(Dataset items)
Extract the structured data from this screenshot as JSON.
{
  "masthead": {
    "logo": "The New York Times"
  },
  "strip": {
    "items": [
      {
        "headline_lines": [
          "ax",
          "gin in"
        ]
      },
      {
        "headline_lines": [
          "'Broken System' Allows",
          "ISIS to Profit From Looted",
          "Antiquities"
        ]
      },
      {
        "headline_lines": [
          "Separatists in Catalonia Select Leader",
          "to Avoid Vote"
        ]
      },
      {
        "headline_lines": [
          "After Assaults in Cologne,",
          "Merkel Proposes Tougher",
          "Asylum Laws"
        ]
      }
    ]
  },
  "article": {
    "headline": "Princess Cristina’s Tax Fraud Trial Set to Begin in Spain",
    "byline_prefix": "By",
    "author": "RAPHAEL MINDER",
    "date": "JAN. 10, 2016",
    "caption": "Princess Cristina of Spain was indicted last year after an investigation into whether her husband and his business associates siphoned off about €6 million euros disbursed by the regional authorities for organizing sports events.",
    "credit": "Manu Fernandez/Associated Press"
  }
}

■ Your objective
Go through the entries and repeat each one exactly.

■ Solution for this problem
Extract the structured data from this screenshot as JSON.
{
  "masthead": {
    "logo": "The New York Times"
  },
  "strip": {
    "items": [
      {
        "headline_lines": [
          "ax",
          "gin in"
        ]
      },
      {
        "headline_lines": [
          "'Broken System' Allows",
          "ISIS to Profit From Looted",
          "Antiquities"
        ]
      },
      {
        "headline_lines": [
          "Separatists in Catalonia Select Leader",
          "to Avoid Vote"
        ]
      },
      {
        "headline_lines": [
          "After Assaults in Cologne,",
          "Merkel Proposes Tougher",
          "Asylum Laws"
        ]
      }
    ]
  },
  "article": {
    "headline": "Princess Cristina’s Tax Fraud Trial Set to Begin in Spain",
    "byline_prefix": "By",
    "author": "RAPHAEL MINDER",
    "date": "JAN. 10, 2016",
    "caption": "Princess Cristina of Spain was indicted last year after an investigation into whether her husband and his business associates siphoned off about €6 million euros disbursed by the regional authorities for organizing sports events.",
    "credit": "Manu Fernandez/Associated Press"
  }
}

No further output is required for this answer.